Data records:
**********

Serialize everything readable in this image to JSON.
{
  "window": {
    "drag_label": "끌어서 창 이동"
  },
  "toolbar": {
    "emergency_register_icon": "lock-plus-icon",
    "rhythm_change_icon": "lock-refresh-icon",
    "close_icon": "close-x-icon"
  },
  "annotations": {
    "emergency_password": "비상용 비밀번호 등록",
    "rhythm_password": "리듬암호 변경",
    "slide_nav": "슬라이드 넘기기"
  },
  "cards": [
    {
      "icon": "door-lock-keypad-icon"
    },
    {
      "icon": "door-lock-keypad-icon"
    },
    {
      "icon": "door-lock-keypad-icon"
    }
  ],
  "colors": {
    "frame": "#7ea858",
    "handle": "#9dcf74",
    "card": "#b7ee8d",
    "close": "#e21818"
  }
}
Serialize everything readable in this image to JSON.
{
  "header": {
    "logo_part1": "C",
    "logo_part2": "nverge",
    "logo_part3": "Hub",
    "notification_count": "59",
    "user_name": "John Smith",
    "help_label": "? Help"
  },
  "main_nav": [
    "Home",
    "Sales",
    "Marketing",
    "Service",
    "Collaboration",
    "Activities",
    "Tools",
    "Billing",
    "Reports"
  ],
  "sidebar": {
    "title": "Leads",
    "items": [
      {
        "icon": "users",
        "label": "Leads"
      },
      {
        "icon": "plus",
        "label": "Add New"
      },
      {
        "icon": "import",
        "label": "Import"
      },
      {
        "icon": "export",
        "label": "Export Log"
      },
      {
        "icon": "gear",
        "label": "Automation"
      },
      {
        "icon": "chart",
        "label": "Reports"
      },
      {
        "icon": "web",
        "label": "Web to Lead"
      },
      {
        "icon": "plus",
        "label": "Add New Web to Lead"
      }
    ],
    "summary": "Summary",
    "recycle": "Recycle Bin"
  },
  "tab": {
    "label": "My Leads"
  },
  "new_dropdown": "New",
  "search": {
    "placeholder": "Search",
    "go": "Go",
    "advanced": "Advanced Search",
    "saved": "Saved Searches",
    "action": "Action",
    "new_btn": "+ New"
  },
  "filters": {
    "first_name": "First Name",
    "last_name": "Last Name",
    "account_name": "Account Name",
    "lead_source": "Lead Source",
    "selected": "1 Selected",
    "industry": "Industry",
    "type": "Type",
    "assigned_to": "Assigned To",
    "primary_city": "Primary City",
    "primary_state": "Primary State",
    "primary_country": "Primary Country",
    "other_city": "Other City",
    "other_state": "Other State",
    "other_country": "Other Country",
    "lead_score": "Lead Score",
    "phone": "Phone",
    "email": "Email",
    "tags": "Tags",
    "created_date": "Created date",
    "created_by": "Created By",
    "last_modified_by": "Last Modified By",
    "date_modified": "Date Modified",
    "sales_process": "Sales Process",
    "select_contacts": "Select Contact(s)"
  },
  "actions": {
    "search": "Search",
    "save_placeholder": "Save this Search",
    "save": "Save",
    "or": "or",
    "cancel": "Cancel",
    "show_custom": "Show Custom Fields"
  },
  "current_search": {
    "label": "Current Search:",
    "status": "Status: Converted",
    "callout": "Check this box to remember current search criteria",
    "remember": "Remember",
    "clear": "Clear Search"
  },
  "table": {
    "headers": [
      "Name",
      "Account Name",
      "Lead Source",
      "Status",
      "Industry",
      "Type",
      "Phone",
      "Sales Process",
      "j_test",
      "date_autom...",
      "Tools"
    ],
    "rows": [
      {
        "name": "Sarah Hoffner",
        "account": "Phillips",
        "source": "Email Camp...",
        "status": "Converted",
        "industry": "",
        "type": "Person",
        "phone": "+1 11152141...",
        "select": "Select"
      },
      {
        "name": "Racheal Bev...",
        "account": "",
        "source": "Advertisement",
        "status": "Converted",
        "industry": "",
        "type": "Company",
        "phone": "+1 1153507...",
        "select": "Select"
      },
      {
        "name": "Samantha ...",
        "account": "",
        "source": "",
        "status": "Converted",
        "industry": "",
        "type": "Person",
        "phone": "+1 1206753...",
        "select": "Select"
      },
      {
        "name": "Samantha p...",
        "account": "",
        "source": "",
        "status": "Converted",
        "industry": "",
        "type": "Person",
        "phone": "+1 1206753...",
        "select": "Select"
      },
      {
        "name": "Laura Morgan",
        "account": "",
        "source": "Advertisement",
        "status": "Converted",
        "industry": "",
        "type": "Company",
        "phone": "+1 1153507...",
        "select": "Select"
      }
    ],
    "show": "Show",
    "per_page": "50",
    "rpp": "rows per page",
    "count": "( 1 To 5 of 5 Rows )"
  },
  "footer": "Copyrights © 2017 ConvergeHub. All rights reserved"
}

**********

Challenge: The whole listing above needs to be written out again exactly.

Worked answer:
Serialize everything readable in this image to JSON.
{
  "window": {
    "drag_label": "끌어서 창 이동"
  },
  "toolbar": {
    "emergency_register_icon": "lock-plus-icon",
    "rhythm_change_icon": "lock-refresh-icon",
    "close_icon": "close-x-icon"
  },
  "annotations": {
    "emergency_password": "비상용 비밀번호 등록",
    "rhythm_password": "리듬암호 변경",
    "slide_nav": "슬라이드 넘기기"
  },
  "cards": [
    {
      "icon": "door-lock-keypad-icon"
    },
    {
      "icon": "door-lock-keypad-icon"
    },
    {
      "icon": "door-lock-keypad-icon"
    }
  ],
  "colors": {
    "frame": "#7ea858",
    "handle": "#9dcf74",
    "card": "#b7ee8d",
    "close": "#e21818"
  }
}
Serialize everything readable in this image to JSON.
{
  "header": {
    "logo_part1": "C",
    "logo_part2": "nverge",
    "logo_part3": "Hub",
    "notification_count": "59",
    "user_name": "John Smith",
    "help_label": "? Help"
  },
  "main_nav": [
    "Home",
    "Sales",
    "Marketing",
    "Service",
    "Collaboration",
    "Activities",
    "Tools",
    "Billing",
    "Reports"
  ],
  "sidebar": {
    "title": "Leads",
    "items": [
      {
        "icon": "users",
        "label": "Leads"
      },
      {
        "icon": "plus",
        "label": "Add New"
      },
      {
        "icon": "import",
        "label": "Import"
      },
      {
        "icon": "export",
        "label": "Export Log"
      },
      {
        "icon": "gear",
        "label": "Automation"
      },
      {
        "icon": "chart",
        "label": "Reports"
      },
      {
        "icon": "web",
        "label": "Web to Lead"
      },
      {
        "icon": "plus",
        "label": "Add New Web to Lead"
      }
    ],
    "summary": "Summary",
    "recycle": "Recycle Bin"
  },
  "tab": {
    "label": "My Leads"
  },
  "new_dropdown": "New",
  "search": {
    "placeholder": "Search",
    "go": "Go",
    "advanced": "Advanced Search",
    "saved": "Saved Searches",
    "action": "Action",
    "new_btn": "+ New"
  },
  "filters": {
    "first_name": "First Name",
    "last_name": "Last Name",
    "account_name": "Account Name",
    "lead_source": "Lead Source",
    "selected": "1 Selected",
    "industry": "Industry",
    "type": "Type",
    "assigned_to": "Assigned To",
    "primary_city": "Primary City",
    "primary_state": "Primary State",
    "primary_country": "Primary Country",
    "other_city": "Other City",
    "other_state": "Other State",
    "other_country": "Other Country",
    "lead_score": "Lead Score",
    "phone": "Phone",
    "email": "Email",
    "tags": "Tags",
    "created_date": "Created date",
    "created_by": "Created By",
    "last_modified_by": "Last Modified By",
    "date_modified": "Date Modified",
    "sales_process": "Sales Process",
    "select_contacts": "Select Contact(s)"
  },
  "actions": {
    "search": "Search",
    "save_placeholder": "Save this Search",
    "save": "Save",
    "or": "or",
    "cancel": "Cancel",
    "show_custom": "Show Custom Fields"
  },
  "current_search": {
    "label": "Current Search:",
    "status": "Status: Converted",
    "callout": "Check this box to remember current search criteria",
    "remember": "Remember",
    "clear": "Clear Search"
  },
  "table": {
    "headers": [
      "Name",
      "Account Name",
      "Lead Source",
      "Status",
      "Industry",
      "Type",
      "Phone",
      "Sales Process",
      "j_test",
      "date_autom...",
      "Tools"
    ],
    "rows": [
      {
        "name": "Sarah Hoffner",
        "account": "Phillips",
        "source": "Email Camp...",
        "status": "Converted",
        "industry": "",
        "type": "Person",
        "phone": "+1 11152141...",
        "select": "Select"
      },
      {
        "name": "Racheal Bev...",
        "account": "",
        "source": "Advertisement",
        "status": "Converted",
        "industry": "",
        "type": "Company",
        "phone": "+1 1153507...",
        "select": "Select"
      },
      {
        "name": "Samantha ...",
        "account": "",
        "source": "",
        "status": "Converted",
        "industry": "",
        "type": "Person",
        "phone": "+1 1206753...",
        "select": "Select"
      },
      {
        "name": "Samantha p...",
        "account": "",
        "source": "",
        "status": "Converted",
        "industry": "",
        "type": "Person",
        "phone": "+1 1206753...",
        "select": "Select"
      },
      {
        "name": "Laura Morgan",
        "account": "",
        "source": "Advertisement",
        "status": "Converted",
        "industry": "",
        "type": "Company",
        "phone": "+1 1153507...",
        "select": "Select"
      }
    ],
    "show": "Show",
    "per_page": "50",
    "rpp": "rows per page",
    "count": "( 1 To 5 of 5 Rows )"
  },
  "footer": "Copyrights © 2017 ConvergeHub. All rights reserved"
}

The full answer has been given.